[Annotated element entries]

-- START --

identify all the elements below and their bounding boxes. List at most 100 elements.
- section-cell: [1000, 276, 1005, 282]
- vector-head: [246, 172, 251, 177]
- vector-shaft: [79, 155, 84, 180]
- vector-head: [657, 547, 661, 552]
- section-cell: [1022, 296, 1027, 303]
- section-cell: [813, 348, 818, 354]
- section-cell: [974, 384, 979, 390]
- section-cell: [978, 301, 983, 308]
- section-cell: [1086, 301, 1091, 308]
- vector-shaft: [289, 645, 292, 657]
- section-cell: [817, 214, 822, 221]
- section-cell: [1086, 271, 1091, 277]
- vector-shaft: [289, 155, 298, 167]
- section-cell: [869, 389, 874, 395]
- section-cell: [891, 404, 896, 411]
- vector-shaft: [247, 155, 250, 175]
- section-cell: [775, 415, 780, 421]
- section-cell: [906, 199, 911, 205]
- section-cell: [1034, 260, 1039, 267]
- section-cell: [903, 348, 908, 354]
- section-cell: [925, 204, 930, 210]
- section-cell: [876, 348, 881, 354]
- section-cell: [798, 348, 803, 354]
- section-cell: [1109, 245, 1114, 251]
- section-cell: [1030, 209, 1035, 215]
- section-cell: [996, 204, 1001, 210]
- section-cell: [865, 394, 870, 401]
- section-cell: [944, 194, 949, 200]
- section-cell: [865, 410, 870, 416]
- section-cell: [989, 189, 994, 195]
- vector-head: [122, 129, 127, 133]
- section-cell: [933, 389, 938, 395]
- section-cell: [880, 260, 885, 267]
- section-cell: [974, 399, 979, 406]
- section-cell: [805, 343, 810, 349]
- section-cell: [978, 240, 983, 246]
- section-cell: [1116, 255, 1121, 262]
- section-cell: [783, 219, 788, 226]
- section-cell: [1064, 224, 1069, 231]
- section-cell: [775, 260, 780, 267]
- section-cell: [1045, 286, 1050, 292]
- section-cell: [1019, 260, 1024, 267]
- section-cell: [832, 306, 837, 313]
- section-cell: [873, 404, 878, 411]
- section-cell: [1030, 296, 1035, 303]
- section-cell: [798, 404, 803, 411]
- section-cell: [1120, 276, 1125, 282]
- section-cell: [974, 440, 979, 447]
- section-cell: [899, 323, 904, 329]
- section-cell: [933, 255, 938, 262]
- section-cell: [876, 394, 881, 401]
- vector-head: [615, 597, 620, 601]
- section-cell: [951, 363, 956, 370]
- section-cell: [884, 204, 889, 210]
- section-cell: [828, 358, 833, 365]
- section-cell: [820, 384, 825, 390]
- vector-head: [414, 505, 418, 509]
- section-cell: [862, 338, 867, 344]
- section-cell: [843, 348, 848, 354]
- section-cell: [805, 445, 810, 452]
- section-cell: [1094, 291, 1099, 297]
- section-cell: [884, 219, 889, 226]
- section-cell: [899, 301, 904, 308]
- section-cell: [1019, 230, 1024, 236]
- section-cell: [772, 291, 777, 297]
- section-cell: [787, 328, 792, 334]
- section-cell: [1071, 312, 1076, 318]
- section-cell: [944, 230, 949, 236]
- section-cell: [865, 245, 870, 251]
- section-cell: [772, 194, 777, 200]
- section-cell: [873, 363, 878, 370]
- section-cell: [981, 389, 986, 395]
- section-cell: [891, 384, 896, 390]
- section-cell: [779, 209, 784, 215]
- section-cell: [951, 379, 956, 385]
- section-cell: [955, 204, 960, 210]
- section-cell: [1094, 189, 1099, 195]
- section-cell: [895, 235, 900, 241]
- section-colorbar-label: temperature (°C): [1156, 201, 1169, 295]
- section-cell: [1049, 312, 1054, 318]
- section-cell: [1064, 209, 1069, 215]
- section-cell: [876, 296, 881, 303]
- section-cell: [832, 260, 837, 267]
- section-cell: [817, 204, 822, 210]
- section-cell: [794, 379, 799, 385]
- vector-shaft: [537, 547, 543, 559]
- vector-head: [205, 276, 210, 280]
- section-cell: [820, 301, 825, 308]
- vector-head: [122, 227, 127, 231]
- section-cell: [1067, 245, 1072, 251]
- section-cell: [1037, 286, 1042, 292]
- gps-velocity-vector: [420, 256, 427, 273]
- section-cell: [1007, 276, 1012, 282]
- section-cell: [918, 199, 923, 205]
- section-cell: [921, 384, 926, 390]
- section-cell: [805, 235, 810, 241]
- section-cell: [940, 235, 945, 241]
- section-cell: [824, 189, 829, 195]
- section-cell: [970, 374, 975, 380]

-- END --

## Required work
Report each line of the listing that contains the string "shaft". Case counts.

## Answer in full
- vector-shaft: [79, 155, 84, 180]
- vector-shaft: [289, 645, 292, 657]
- vector-shaft: [289, 155, 298, 167]
- vector-shaft: [247, 155, 250, 175]
- vector-shaft: [537, 547, 543, 559]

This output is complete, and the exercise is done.